▶ _Jobs_
A: The immigration excerpt below names protections that could be extended to non-citizens. List each of them.
B: According to the immigration excerpt below, when and by whom was the national-origins quota system instituted?
C: Based on the immigration excerpt below, explain why the writer concludes that the changes Kennedy and the Democrats wanted were not very objectionable to Republicans.

▶ _Source passage_
The national-origins quota system of limiting immigration contradicts the rounding principles of this nation. It is inconsistent with our belief in the rights of man. This system was instituted after World War I as a policy of deliberate discrimination by a Republican Administration and Congress...
We must remove the distinctions between native-born and naturalized citizens to assure full protection of our laws to all. There is no place in the United States for "second-class citizenship."
The protections provided by due process, right of appeal, and statutes of limitation, can be extended to non-citizens without hampering the security of our nation.
We commend the Democratic Congress for the initial steps that have recently been taken toward liberalizing changes in immigration law. However, this should not be a piecemeal project and we are confident that a Democratic President in cooperation with Democratic Congresses will again implant a humanitarian and liberal spirit in our nation's immigration and citizenship policies.
The 1960 Republican platform mentions immigration, but unlike the Democrats it was placed at the very bottom of the page, indicating to me that the changes Kennedy & the Democrats wanted weren't all that objectionable:
Immigration has historically been a great factor in the growth of the United States, not only in numbers but in the enrichment of ideas that immigrants have brought with them...

▶ _Source material_
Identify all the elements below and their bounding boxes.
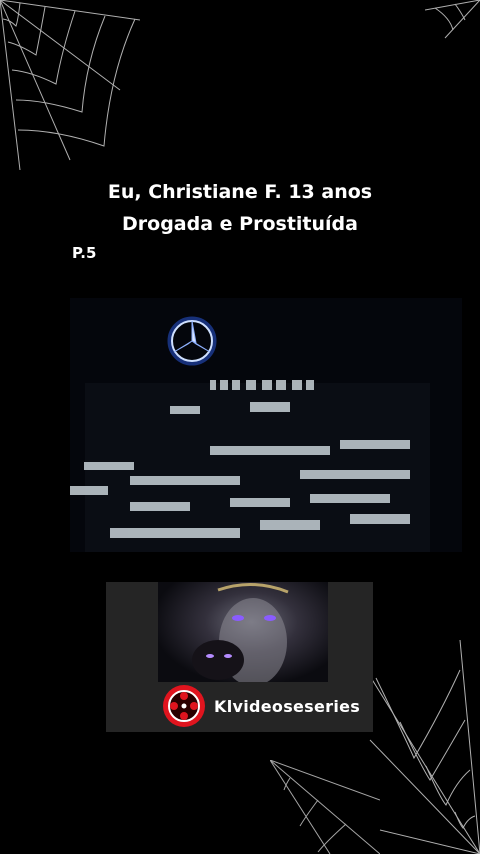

▶ _Solutions by task_
A: Due process, right of appeal, and statutes of limitation.

B: It was instituted after World War I by a Republican Administration and Congress.

C: The 1960 Republican platform mentioned immigration, but it placed the topic at the very bottom of the page, unlike the Democratic platform. The writer takes that placement to mean that the Democrats' proposed changes were not very objectionable.